> Page:
↓
Another popular song, “Neria,” from 1993, told of a woman thrown into poverty by a law that kept her from inheriting her husband’s property. Written as part of Mtukudzi’s soundtrack for a feature film, it so impressed the filmmakers that they changed the name of the movie to “Neria.” Nine years later, the same filmmakers made “Shanda,” a documentary about Mtukudzi that documented him as he toured Zimbabwe.

Many of his songs urged government leaders as well as everyday people to focus on the well-being of Zimbabwe’s children. And Mtukudzi did throw the occasional veiled political swipe. In 2001, he released “Wasakara,” whose title translates to “You are worn out,” a song widely seen as a plea for Mugabe to step down.

“He was a nation builder,” Paul Mangwana, a senior Zimbabwean government official, told The Associated Press. “Where it was necessary to criticize he would, and where it was necessary to praise, he would.”

Mtukudzi sought to strengthen his community through deeds as well as music. For the past 15 years, he ran the Pakare Paye Arts Center, an arts complex he founded in 2003 in Norton, a town 25 miles west of Harare. With a recording studio, classrooms and performance spaces, it aims to offer young people a creative and social outlet that would help combat unemployment and listlessness.

In 2011, he was named a UNICEF regional goodwill ambassador for Eastern and Southern Africa. A year before, he had written a song, “Deaf Hear,” in observation of UNICEF’s Day of the African Child.

President Emmerson Mnangagwa of Zimbabwe acknowledged Mtukudzi’s death in a statement on Twitter. “Oliver Mtukudzi,” he wrote, “your voice has given us comfort during difficult times, and will remain with us for posterity.”

Oliver Dairai Mtukudzi was born Sept. 22, 1952, in Highfield, a dense, impoverished neighborhood of Harare. (The city was officially known as Salisbury at the time; what would eventually become Zimbabwe was then the British colony of Southern Rhodesia.) His parents had met after singing in a choir group, and they encouraged his blossoming musical interests.
↑
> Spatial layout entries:
↓
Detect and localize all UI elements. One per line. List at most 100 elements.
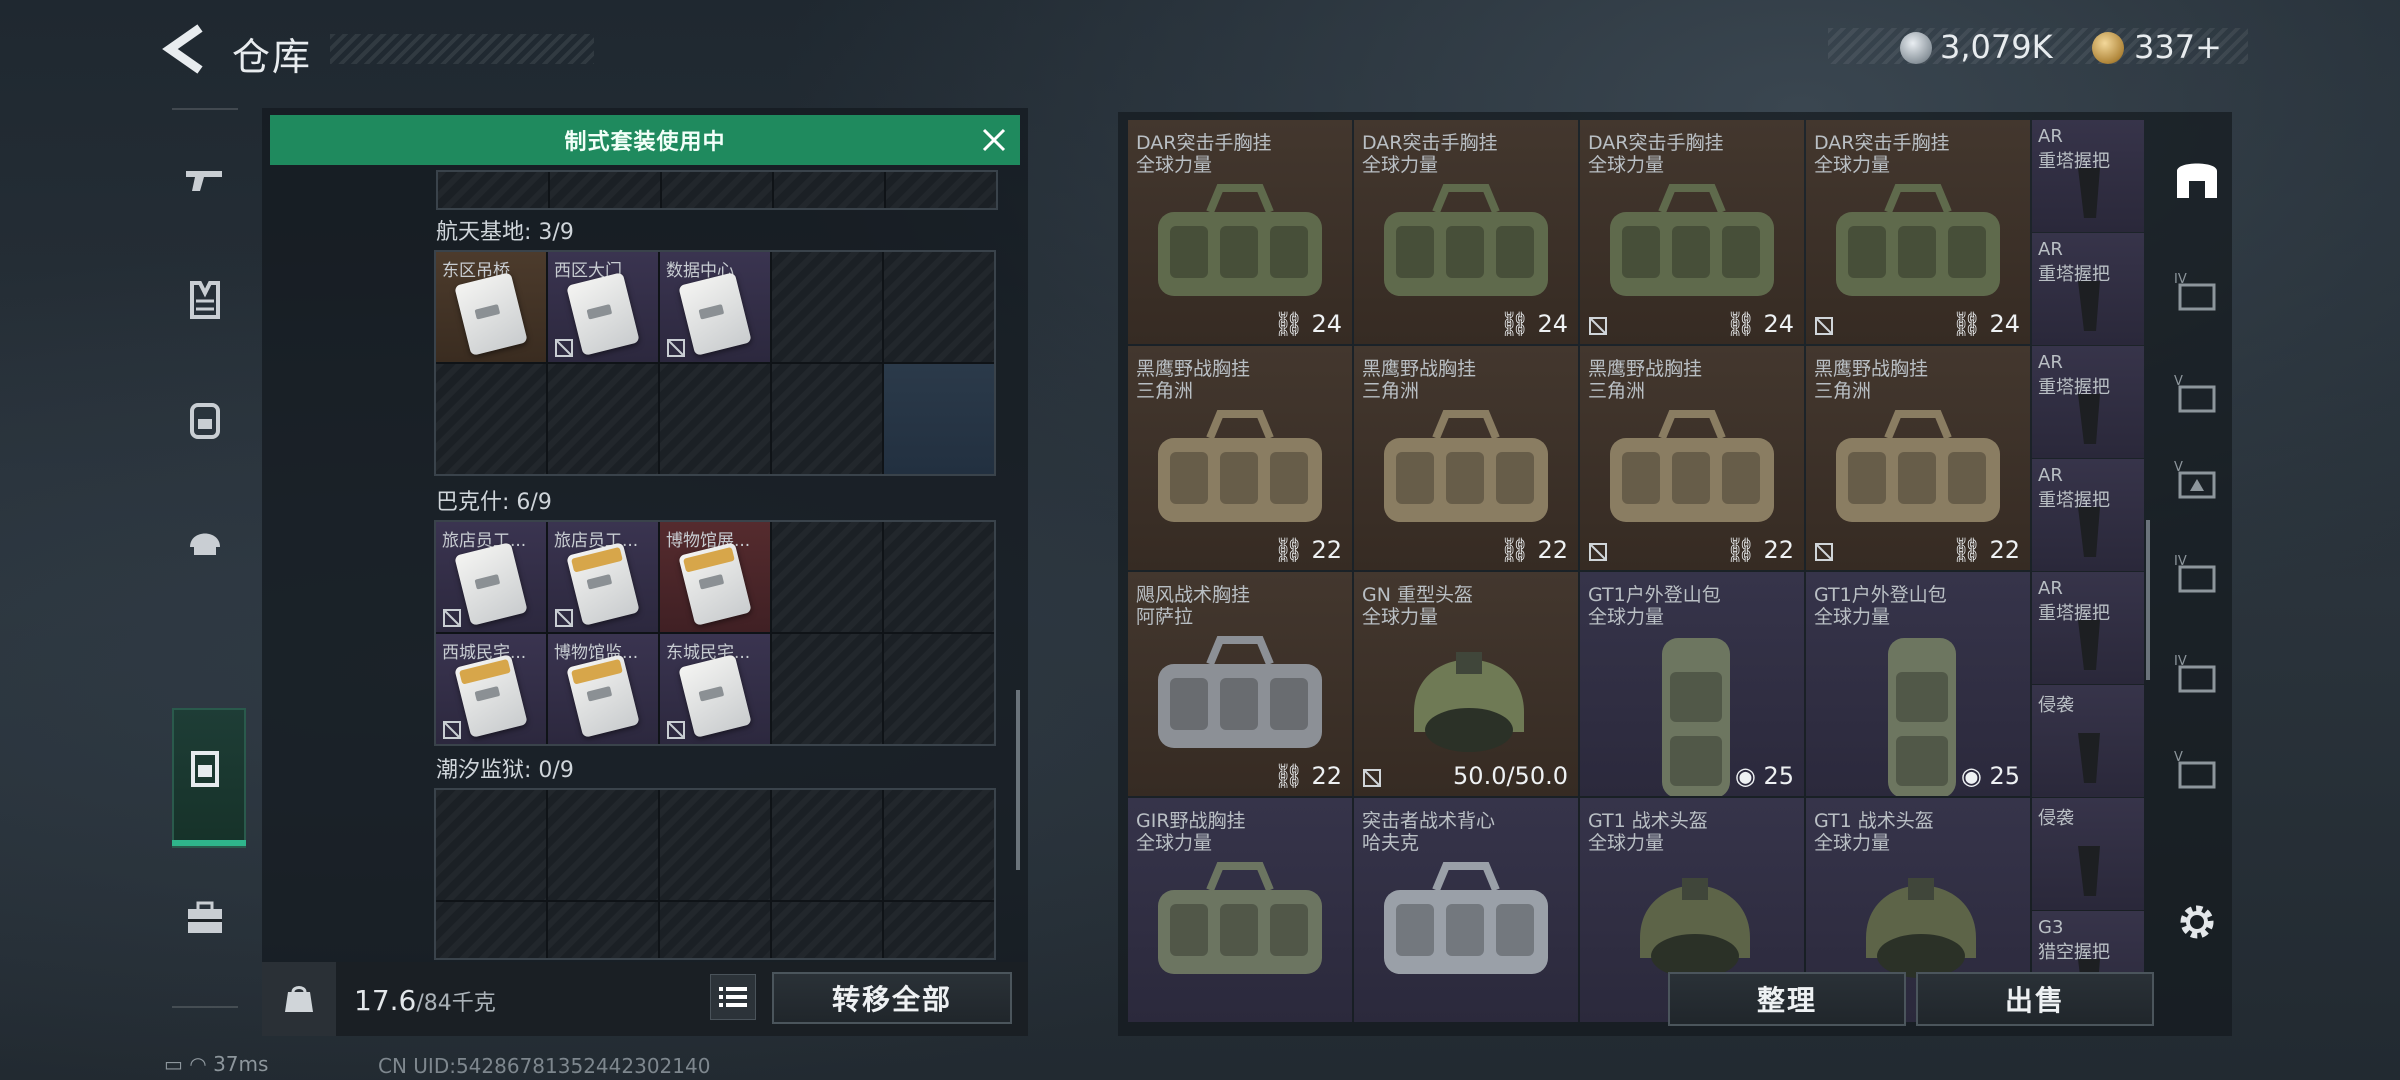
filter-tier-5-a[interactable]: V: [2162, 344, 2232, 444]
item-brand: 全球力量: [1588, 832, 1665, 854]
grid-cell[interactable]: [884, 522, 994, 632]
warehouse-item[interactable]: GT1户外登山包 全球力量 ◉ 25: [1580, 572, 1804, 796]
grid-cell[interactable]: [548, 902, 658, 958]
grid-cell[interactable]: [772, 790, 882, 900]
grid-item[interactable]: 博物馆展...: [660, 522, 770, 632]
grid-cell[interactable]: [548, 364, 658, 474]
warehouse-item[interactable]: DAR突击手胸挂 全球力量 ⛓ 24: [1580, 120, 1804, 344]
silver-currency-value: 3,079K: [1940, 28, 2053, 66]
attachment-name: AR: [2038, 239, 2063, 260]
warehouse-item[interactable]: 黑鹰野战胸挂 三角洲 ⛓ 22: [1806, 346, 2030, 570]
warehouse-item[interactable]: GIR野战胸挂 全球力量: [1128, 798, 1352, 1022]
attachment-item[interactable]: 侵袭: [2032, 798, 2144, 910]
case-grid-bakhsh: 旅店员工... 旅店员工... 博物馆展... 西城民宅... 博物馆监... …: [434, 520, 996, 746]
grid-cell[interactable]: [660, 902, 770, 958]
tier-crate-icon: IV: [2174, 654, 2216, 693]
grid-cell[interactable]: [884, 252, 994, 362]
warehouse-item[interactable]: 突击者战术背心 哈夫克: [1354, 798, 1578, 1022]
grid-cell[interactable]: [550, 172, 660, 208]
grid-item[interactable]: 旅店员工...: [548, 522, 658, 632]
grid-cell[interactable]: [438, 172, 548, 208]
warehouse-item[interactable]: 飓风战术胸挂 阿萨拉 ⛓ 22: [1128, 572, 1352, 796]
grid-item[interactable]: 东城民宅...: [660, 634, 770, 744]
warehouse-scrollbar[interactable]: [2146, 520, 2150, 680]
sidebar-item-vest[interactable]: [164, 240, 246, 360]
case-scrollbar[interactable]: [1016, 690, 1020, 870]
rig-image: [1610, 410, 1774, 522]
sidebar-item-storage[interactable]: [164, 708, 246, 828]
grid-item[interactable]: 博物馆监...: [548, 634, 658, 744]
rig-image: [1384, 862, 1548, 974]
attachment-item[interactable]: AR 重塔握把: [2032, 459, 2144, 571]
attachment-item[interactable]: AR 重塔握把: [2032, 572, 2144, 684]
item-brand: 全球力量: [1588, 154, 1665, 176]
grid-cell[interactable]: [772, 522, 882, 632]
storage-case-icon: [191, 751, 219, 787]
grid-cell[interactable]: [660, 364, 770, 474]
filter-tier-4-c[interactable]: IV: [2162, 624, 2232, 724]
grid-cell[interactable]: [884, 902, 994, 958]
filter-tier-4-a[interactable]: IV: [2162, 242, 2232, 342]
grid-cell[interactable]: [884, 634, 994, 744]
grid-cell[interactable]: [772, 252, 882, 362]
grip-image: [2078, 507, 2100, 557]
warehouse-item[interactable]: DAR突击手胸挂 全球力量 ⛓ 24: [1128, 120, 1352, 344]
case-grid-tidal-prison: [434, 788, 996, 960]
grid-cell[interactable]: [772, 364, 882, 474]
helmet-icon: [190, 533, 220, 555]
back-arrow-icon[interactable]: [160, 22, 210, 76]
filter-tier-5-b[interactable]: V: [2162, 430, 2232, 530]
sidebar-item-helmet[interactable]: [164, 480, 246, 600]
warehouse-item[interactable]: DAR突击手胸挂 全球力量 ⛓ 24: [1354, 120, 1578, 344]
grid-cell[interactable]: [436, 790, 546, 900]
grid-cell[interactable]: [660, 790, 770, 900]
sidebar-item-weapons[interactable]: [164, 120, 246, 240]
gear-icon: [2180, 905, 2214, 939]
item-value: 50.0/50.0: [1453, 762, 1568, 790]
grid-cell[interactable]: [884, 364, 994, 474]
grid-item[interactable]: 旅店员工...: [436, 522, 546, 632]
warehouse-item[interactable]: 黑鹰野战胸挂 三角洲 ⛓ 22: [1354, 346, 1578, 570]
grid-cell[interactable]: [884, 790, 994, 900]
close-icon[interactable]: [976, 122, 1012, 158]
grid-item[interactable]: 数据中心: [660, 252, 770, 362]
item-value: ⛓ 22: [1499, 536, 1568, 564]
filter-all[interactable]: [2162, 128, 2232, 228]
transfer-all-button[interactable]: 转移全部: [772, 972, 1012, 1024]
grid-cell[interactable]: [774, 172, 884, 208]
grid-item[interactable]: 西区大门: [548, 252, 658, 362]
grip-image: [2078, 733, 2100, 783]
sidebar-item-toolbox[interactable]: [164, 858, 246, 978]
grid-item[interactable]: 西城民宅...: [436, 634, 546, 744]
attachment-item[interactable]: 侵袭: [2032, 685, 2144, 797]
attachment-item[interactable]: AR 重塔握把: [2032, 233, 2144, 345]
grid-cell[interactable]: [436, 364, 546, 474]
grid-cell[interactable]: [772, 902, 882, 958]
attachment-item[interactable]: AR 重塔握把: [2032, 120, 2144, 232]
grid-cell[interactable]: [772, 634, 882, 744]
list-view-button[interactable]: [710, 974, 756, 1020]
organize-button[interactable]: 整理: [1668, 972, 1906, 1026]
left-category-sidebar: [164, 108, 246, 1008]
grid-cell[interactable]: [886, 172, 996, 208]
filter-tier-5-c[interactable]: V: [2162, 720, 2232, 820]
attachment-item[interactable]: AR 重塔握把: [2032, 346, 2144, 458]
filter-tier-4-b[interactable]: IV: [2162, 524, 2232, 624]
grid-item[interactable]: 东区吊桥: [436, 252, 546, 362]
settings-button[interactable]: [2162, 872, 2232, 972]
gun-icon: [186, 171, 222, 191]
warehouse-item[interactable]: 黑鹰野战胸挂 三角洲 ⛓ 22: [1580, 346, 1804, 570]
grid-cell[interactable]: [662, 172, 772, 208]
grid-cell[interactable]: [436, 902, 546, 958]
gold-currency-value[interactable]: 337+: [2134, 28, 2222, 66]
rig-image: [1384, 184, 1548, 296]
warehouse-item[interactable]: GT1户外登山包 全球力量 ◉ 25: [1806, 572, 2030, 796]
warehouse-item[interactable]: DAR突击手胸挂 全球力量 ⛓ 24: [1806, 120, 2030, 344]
↑
> Parts of the exercise:
1) Name every song by Mtukudzi that the Oliver Mtukudzi article mentions by title.
2) Carry on the Oliver Mtukudzi article from the sentence about his parents encouraging his musical interests.

> The replies:
1)
"Neria"
"Wasakara"
"Deaf Hear"

2)
His father died just as Oliver was entering adulthood, and to support his family, he took a job at a bookstore. But he filled every idle moment practicing on the guitar that a musician had given him after noticing his preternatural ability.

He joined Wagon Wheels in 1977. Though it was a short-lived band, it nonetheless raised his and Mapfumo’s profiles. The next year, during the final days of the Zimbabwean revolution, he released “Ndipeiwo Zano,” his debut album with his own band, the Black Spirits. The title track testified to the experiences and determination of a dispossessed people.

Throughout his career, Mtukudzi kept his family and his work entwined. His brother, Robert, was his keyboard player until he died in 1992. His daughters often sang background vocals and helped him compose. His initial plan in Norton was for his son, Samson, also a successful musician, to run the Pakare Paye center, but Samson died in a car accident in 2010.

Mtukudzi’s survivors include his wife, Daisy; his daughters, Sandra Mtukudzi, Samantha Mtukudzi and Selmor Manatsa; and three sisters. An earlier marriage, to Melody Mtukudzi, ended in divorce.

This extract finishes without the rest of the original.